STATED EXERCISE - Pictures in the records should not be copied, but every other part must be repeated exactly.

--- START LISTING ---

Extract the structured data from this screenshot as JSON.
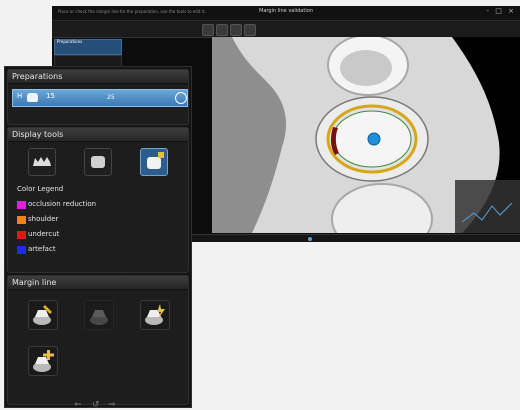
{
  "window": {
    "title": "Margin line validation",
    "subtitle": "Place or check the margin line for the preparation, use the tools to edit it.",
    "controls": "- □ ×"
  },
  "panel": {
    "preparations": {
      "header": "Preparations",
      "row": {
        "left": "H",
        "center": "15",
        "count": "25"
      },
      "mini_label": "Preparations"
    },
    "display_tools": {
      "header": "Display tools"
    },
    "color_legend": {
      "title": "Color Legend",
      "items": [
        {
          "label": "occlusion reduction",
          "color": "#e020e0"
        },
        {
          "label": "shoulder",
          "color": "#f08018"
        },
        {
          "label": "undercut",
          "color": "#e01818"
        },
        {
          "label": "artefact",
          "color": "#1f2cf0"
        }
      ]
    },
    "margin_line": {
      "header": "Margin line",
      "nav": {
        "back": "⇐",
        "reset": "↺",
        "forward": "⇒"
      }
    }
  },
  "colors": {
    "accent": "#3c78b4",
    "panel_bg": "#141414",
    "marker": "#1f8fd8"
  }
}
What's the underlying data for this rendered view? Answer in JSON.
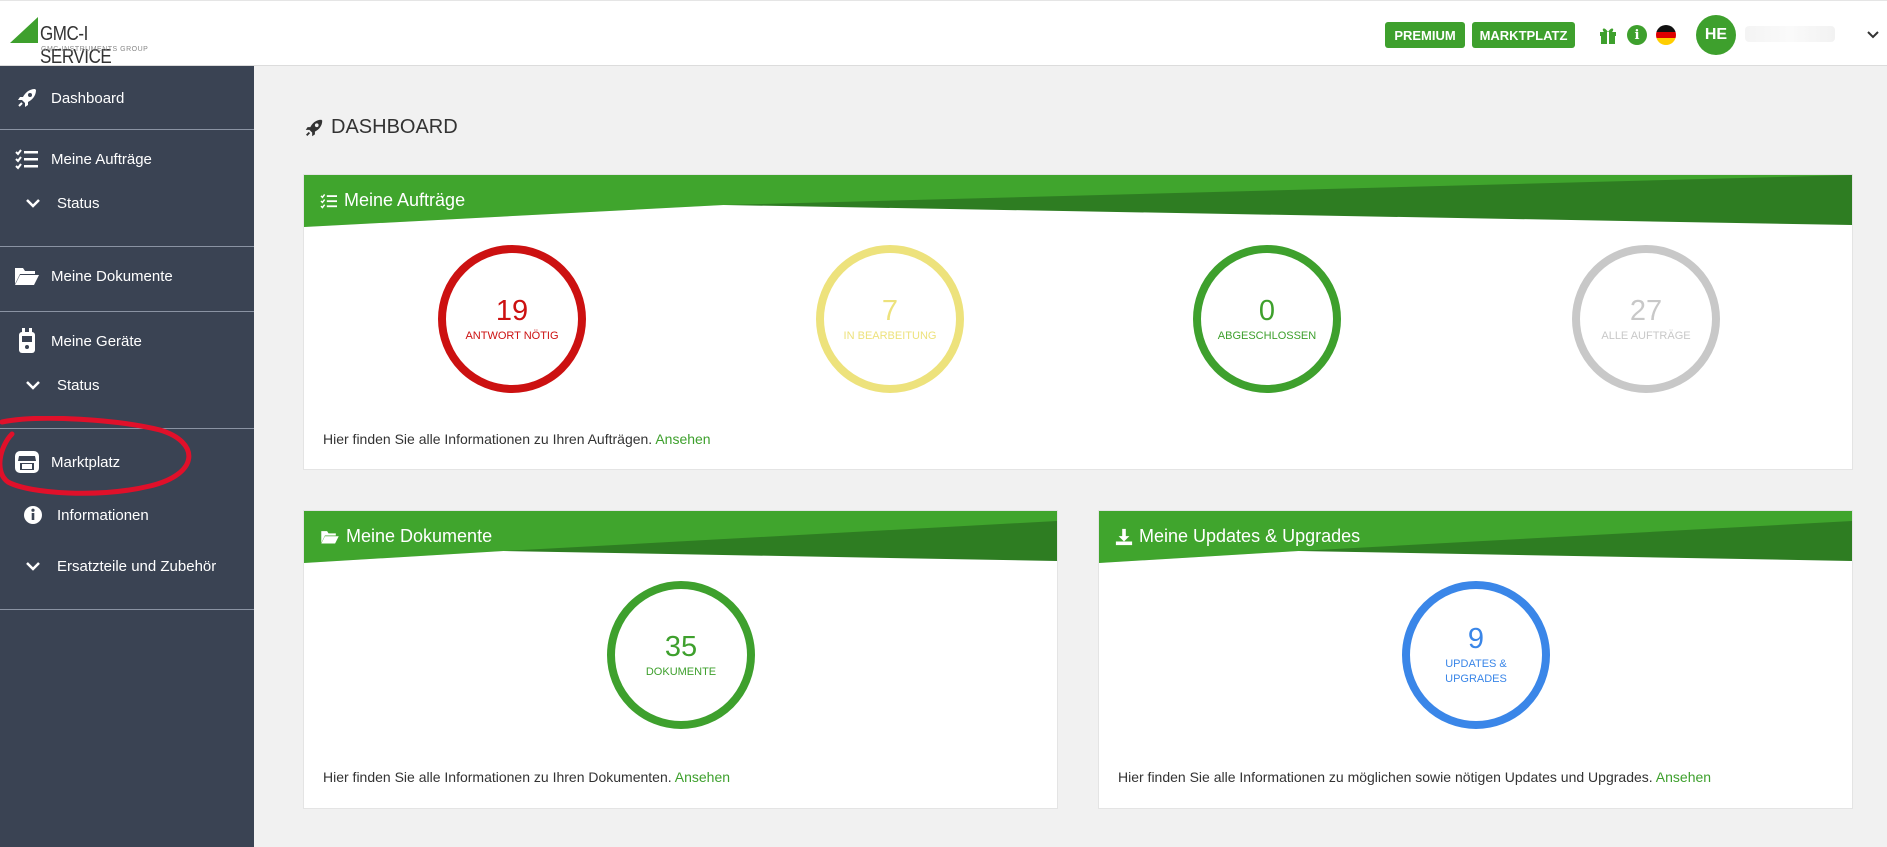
{
  "brand": {
    "name": "GMC-I SERVICE",
    "subtitle": "GMC-INSTRUMENTS GROUP"
  },
  "topbar": {
    "premium_label": "PREMIUM",
    "marktplatz_label": "MARKTPLATZ",
    "info_glyph": "i",
    "avatar_initials": "HE",
    "icons": [
      "gift-icon",
      "info-icon",
      "german-flag-icon",
      "chevron-down-icon"
    ]
  },
  "sidebar": {
    "dashboard": "Dashboard",
    "auftraege": "Meine Aufträge",
    "auftraege_status": "Status",
    "dokumente": "Meine Dokumente",
    "geraete": "Meine Geräte",
    "geraete_status": "Status",
    "marktplatz": "Marktplatz",
    "informationen": "Informationen",
    "ersatzteile": "Ersatzteile und Zubehör"
  },
  "page": {
    "title": "DASHBOARD"
  },
  "auftraege_card": {
    "title": "Meine Aufträge",
    "stats": [
      {
        "value": "19",
        "caption": "ANTWORT NÖTIG",
        "color": "#cc1111"
      },
      {
        "value": "7",
        "caption": "IN BEARBEITUNG",
        "color": "#ede27c"
      },
      {
        "value": "0",
        "caption": "ABGESCHLOSSEN",
        "color": "#3ea02d"
      },
      {
        "value": "27",
        "caption": "ALLE AUFTRÄGE",
        "color": "#c8c8c8"
      }
    ],
    "footer_text": "Hier finden Sie alle Informationen zu Ihren Aufträgen.",
    "footer_link": "Ansehen"
  },
  "dokumente_card": {
    "title": "Meine Dokumente",
    "value": "35",
    "caption": "DOKUMENTE",
    "color": "#3ea02d",
    "footer_text": "Hier finden Sie alle Informationen zu Ihren Dokumenten.",
    "footer_link": "Ansehen"
  },
  "updates_card": {
    "title": "Meine Updates & Upgrades",
    "value": "9",
    "caption_line1": "UPDATES &",
    "caption_line2": "UPGRADES",
    "color": "#3a86e8",
    "footer_text": "Hier finden Sie alle Informationen zu möglichen sowie nötigen Updates und Upgrades.",
    "footer_link": "Ansehen"
  },
  "colors": {
    "accent": "#3ea02d",
    "accent_dark": "#2e7d22",
    "sidebar": "#3a4353",
    "annotation": "#e0102a"
  }
}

--- END LISTING ---

THE SOLUTION -
Extract the structured data from this screenshot as JSON.
{
  "window": {
    "title": "Margin line validation",
    "subtitle": "Place or check the margin line for the preparation, use the tools to edit it.",
    "controls": "- □ ×"
  },
  "panel": {
    "preparations": {
      "header": "Preparations",
      "row": {
        "left": "H",
        "center": "15",
        "count": "25"
      },
      "mini_label": "Preparations"
    },
    "display_tools": {
      "header": "Display tools"
    },
    "color_legend": {
      "title": "Color Legend",
      "items": [
        {
          "label": "occlusion reduction",
          "color": "#e020e0"
        },
        {
          "label": "shoulder",
          "color": "#f08018"
        },
        {
          "label": "undercut",
          "color": "#e01818"
        },
        {
          "label": "artefact",
          "color": "#1f2cf0"
        }
      ]
    },
    "margin_line": {
      "header": "Margin line",
      "nav": {
        "back": "⇐",
        "reset": "↺",
        "forward": "⇒"
      }
    }
  },
  "colors": {
    "accent": "#3c78b4",
    "panel_bg": "#141414",
    "marker": "#1f8fd8"
  }
}
What's the underlying data for this rendered view? Answer in JSON.
{
  "brand": {
    "name": "GMC-I SERVICE",
    "subtitle": "GMC-INSTRUMENTS GROUP"
  },
  "topbar": {
    "premium_label": "PREMIUM",
    "marktplatz_label": "MARKTPLATZ",
    "info_glyph": "i",
    "avatar_initials": "HE",
    "icons": [
      "gift-icon",
      "info-icon",
      "german-flag-icon",
      "chevron-down-icon"
    ]
  },
  "sidebar": {
    "dashboard": "Dashboard",
    "auftraege": "Meine Aufträge",
    "auftraege_status": "Status",
    "dokumente": "Meine Dokumente",
    "geraete": "Meine Geräte",
    "geraete_status": "Status",
    "marktplatz": "Marktplatz",
    "informationen": "Informationen",
    "ersatzteile": "Ersatzteile und Zubehör"
  },
  "page": {
    "title": "DASHBOARD"
  },
  "auftraege_card": {
    "title": "Meine Aufträge",
    "stats": [
      {
        "value": "19",
        "caption": "ANTWORT NÖTIG",
        "color": "#cc1111"
      },
      {
        "value": "7",
        "caption": "IN BEARBEITUNG",
        "color": "#ede27c"
      },
      {
        "value": "0",
        "caption": "ABGESCHLOSSEN",
        "color": "#3ea02d"
      },
      {
        "value": "27",
        "caption": "ALLE AUFTRÄGE",
        "color": "#c8c8c8"
      }
    ],
    "footer_text": "Hier finden Sie alle Informationen zu Ihren Aufträgen.",
    "footer_link": "Ansehen"
  },
  "dokumente_card": {
    "title": "Meine Dokumente",
    "value": "35",
    "caption": "DOKUMENTE",
    "color": "#3ea02d",
    "footer_text": "Hier finden Sie alle Informationen zu Ihren Dokumenten.",
    "footer_link": "Ansehen"
  },
  "updates_card": {
    "title": "Meine Updates & Upgrades",
    "value": "9",
    "caption_line1": "UPDATES &",
    "caption_line2": "UPGRADES",
    "color": "#3a86e8",
    "footer_text": "Hier finden Sie alle Informationen zu möglichen sowie nötigen Updates und Upgrades.",
    "footer_link": "Ansehen"
  },
  "colors": {
    "accent": "#3ea02d",
    "accent_dark": "#2e7d22",
    "sidebar": "#3a4353",
    "annotation": "#e0102a"
  }
}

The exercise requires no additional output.